WHAT IS ASKED: Your task is to tally the lines of the listing containing the word "level" and report the figure alone.

DATA ENTRIES:
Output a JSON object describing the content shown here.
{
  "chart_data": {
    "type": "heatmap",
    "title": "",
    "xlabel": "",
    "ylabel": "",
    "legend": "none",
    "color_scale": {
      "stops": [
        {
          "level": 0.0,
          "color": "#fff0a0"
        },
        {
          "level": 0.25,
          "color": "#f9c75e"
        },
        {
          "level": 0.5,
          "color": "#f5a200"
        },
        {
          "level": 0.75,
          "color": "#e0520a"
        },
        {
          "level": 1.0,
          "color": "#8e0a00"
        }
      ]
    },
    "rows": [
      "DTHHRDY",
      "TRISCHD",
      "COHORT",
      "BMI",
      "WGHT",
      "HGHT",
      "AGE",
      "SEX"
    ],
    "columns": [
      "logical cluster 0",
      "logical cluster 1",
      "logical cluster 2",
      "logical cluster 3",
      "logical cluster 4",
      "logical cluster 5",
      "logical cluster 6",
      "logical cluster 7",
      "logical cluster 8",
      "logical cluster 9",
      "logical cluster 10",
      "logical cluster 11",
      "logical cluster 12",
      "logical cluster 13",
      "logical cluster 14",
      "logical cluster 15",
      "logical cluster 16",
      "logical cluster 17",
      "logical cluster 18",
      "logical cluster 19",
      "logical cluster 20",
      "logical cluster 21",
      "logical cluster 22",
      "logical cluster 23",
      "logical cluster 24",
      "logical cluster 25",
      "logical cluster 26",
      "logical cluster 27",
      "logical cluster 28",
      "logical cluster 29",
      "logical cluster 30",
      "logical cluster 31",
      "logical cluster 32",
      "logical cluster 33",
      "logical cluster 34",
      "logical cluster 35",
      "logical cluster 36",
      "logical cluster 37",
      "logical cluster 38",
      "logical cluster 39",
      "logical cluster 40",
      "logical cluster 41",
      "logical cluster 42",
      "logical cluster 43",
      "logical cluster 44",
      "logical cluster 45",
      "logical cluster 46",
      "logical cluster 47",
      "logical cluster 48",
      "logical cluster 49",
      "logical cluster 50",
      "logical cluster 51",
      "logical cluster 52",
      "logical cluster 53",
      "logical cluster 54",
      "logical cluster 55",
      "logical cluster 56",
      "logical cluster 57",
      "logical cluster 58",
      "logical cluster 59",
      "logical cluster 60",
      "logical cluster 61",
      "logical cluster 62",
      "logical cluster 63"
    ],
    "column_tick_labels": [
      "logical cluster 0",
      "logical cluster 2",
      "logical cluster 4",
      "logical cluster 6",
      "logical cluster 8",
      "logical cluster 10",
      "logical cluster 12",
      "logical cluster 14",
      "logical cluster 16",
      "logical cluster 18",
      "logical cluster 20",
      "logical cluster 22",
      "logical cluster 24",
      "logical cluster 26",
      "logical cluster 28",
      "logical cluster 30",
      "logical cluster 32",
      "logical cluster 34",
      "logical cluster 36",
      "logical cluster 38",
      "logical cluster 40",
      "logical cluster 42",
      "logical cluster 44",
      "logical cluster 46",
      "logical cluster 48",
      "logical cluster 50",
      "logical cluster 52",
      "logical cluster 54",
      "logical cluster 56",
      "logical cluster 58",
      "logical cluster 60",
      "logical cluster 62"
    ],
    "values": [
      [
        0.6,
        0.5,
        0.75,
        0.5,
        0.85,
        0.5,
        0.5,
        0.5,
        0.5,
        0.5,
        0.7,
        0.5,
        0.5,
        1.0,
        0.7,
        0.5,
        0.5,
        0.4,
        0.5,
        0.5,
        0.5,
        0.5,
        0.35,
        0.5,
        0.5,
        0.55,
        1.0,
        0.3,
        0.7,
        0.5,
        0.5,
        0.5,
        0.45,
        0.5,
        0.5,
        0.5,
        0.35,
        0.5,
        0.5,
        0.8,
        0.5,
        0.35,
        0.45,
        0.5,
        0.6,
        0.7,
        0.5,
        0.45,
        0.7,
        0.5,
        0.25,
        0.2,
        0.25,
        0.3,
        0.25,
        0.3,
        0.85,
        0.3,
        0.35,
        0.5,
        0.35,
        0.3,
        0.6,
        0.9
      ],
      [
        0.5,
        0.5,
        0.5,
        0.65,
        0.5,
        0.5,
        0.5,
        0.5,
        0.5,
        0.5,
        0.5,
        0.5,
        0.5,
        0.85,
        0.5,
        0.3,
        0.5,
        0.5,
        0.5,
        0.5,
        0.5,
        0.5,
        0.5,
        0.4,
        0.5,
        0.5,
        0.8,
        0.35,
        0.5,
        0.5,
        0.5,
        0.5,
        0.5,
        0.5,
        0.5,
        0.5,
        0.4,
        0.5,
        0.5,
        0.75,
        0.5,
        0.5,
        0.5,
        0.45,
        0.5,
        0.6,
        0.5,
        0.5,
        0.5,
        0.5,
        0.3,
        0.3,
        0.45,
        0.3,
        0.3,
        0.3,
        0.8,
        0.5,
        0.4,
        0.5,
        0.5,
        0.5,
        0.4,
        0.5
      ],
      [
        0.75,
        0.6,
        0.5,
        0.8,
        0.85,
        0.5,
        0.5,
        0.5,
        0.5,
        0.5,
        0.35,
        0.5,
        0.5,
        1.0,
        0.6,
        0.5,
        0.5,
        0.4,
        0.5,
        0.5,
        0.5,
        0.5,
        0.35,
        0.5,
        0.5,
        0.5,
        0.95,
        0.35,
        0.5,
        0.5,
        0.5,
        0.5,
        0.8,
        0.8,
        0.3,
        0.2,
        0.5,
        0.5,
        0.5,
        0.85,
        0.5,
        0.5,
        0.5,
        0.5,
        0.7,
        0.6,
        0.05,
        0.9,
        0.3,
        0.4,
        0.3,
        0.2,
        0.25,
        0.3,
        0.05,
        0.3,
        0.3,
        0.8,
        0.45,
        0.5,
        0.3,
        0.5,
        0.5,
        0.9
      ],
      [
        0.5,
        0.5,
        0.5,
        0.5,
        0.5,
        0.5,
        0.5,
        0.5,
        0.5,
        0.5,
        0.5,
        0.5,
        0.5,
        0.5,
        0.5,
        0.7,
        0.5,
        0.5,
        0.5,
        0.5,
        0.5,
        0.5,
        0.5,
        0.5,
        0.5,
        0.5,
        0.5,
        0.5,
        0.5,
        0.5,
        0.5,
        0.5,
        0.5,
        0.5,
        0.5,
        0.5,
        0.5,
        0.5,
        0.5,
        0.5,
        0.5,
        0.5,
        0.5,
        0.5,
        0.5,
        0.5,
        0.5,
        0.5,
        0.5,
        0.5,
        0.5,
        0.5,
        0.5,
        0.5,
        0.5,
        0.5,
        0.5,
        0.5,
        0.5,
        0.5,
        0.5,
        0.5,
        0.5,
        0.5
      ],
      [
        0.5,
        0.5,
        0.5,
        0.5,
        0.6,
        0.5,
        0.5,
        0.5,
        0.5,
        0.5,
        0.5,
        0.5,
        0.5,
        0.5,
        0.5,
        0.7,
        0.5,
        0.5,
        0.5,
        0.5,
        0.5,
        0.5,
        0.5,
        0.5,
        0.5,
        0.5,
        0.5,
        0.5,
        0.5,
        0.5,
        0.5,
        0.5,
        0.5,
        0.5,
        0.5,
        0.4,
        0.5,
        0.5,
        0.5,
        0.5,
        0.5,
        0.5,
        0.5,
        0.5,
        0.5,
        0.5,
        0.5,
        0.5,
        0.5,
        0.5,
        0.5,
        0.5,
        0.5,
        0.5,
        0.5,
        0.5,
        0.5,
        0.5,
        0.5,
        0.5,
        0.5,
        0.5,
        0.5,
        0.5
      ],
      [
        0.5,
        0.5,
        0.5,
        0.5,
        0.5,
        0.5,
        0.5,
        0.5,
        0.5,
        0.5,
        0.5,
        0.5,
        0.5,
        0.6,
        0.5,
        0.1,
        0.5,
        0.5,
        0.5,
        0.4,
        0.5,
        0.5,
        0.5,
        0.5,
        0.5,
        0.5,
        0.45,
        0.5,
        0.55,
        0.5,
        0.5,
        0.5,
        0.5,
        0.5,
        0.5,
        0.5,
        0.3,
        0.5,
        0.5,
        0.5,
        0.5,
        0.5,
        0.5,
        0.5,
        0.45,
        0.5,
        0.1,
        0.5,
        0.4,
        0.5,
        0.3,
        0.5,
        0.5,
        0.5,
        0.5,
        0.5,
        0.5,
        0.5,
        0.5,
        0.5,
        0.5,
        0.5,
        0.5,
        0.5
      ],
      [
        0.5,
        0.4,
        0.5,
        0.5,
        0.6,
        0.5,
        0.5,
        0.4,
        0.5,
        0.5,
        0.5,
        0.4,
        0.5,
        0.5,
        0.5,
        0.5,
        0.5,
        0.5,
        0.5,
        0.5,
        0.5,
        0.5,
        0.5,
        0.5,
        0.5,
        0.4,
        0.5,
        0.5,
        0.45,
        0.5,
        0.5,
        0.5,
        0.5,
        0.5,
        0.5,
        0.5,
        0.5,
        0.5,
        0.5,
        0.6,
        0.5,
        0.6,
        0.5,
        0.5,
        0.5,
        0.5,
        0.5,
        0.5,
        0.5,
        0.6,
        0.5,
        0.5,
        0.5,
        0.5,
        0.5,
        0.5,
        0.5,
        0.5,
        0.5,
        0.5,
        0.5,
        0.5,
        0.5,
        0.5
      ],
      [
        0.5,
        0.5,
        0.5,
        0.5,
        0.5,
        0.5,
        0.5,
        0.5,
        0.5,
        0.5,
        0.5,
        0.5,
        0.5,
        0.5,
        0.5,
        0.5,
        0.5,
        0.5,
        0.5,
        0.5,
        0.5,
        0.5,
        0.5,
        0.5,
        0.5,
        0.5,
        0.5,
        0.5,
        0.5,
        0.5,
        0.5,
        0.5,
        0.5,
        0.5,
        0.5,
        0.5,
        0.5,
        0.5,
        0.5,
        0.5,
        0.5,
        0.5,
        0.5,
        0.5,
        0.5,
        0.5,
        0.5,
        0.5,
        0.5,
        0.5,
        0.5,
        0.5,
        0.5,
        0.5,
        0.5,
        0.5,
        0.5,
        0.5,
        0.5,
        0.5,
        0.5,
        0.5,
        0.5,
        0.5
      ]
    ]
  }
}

TASK RESPONSE: 5